■ Recorded information ■
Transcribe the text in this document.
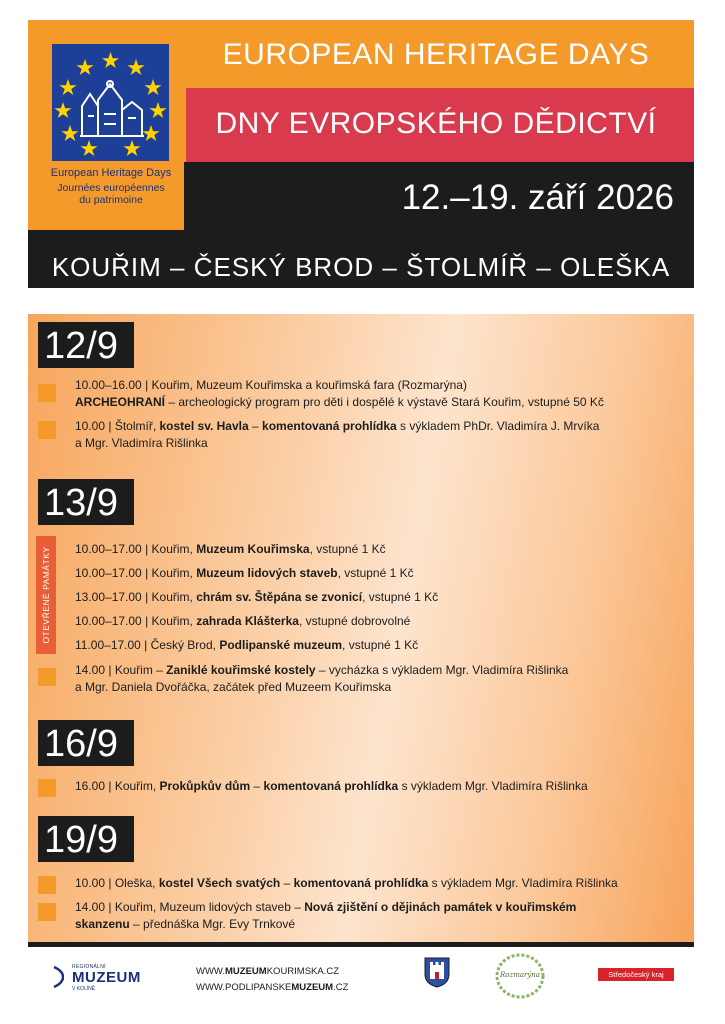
European Heritage Days
Journées européennes
du patrimoine
EUROPEAN HERITAGE DAYS
DNY EVROPSKÉHO DĚDICTVÍ
12.–19. září 2026
KOUŘIM – ČESKÝ BROD – ŠTOLMÍŘ – OLEŠKA
12/9
10.00–16.00 | Kouřim, Muzeum Kouřimska a kouřimská fara (Rozmarýna)
ARCHEOHRANÍ – archeologický program pro děti i dospělé k výstavě Stará Kouřim, vstupné 50 Kč
10.00 | Štolmíř, kostel sv. Havla – komentovaná prohlídka s výkladem PhDr. Vladimíra J. Mrvíka
a Mgr. Vladimíra Rišlinka
13/9
OTEVŘENÉ PAMÁTKY 10.00–17.00 | Kouřim, Muzeum Kouřimska, vstupné 1 Kč
10.00–17.00 | Kouřim, Muzeum lidových staveb, vstupné 1 Kč
13.00–17.00 | Kouřim, chrám sv. Štěpána se zvonicí, vstupné 1 Kč
10.00–17.00 | Kouřim, zahrada Klášterka, vstupné dobrovolné
11.00–17.00 | Český Brod, Podlipanské muzeum, vstupné 1 Kč
14.00 | Kouřim – Zaniklé kouřimské kostely – vycházka s výkladem Mgr. Vladimíra Rišlinka
a Mgr. Daniela Dvořáčka, začátek před Muzeem Kouřimska
16/9
16.00 | Kouřim, Prokůpkův dům – komentovaná prohlídka s výkladem Mgr. Vladimíra Rišlinka
19/9
10.00 | Oleška, kostel Všech svatých – komentovaná prohlídka s výkladem Mgr. Vladimíra Rišlinka
14.00 | Kouřim, Muzeum lidových staveb – Nová zjištění o dějinách památek v kouřimském
skanzenu – přednáška Mgr. Evy Trnkové
REGIONÁLNÍ
MUZEUM
V KOLÍNĚ
WWW.MUZEUMKOURIMSKA.CZ
WWW.PODLIPANSKEMUZEUM.CZ
Rozmarýna	Středočeský kraj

■ Required work ■
Lines containing the string "Kouřimska" are to be selected and copied.

■ Problem solution ■
10.00–16.00 | Kouřim, Muzeum Kouřimska a kouřimská fara (Rozmarýna)
OTEVŘENÉ PAMÁTKY 10.00–17.00 | Kouřim, Muzeum Kouřimska, vstupné 1 Kč
a Mgr. Daniela Dvořáčka, začátek před Muzeem Kouřimska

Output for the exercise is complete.